Supplied information
· · · · · · ·

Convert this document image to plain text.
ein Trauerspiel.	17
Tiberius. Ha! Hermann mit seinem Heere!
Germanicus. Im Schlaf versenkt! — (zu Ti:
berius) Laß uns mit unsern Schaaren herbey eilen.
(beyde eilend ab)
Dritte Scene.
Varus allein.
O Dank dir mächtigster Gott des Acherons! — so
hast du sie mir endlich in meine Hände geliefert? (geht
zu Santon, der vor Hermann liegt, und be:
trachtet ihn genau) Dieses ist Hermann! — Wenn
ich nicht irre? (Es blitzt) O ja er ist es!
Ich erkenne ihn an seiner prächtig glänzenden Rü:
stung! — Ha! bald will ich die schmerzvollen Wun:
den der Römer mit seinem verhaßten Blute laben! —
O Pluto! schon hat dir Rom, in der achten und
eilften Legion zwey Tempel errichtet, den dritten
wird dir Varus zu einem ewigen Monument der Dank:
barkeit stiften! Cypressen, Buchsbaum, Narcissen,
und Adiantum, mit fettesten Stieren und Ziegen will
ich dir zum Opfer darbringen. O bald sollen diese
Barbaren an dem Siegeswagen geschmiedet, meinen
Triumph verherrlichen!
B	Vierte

· · · · · · ·

Work required
Which lines of the data above contain "Hermann"? Copy each one.

Solution for this exercise
Tiberius. Ha! Hermann mit seinem Heere!
zu Santon, der vor Hermann liegt, und be:
trachtet ihn genau) Dieses ist Hermann! — Wenn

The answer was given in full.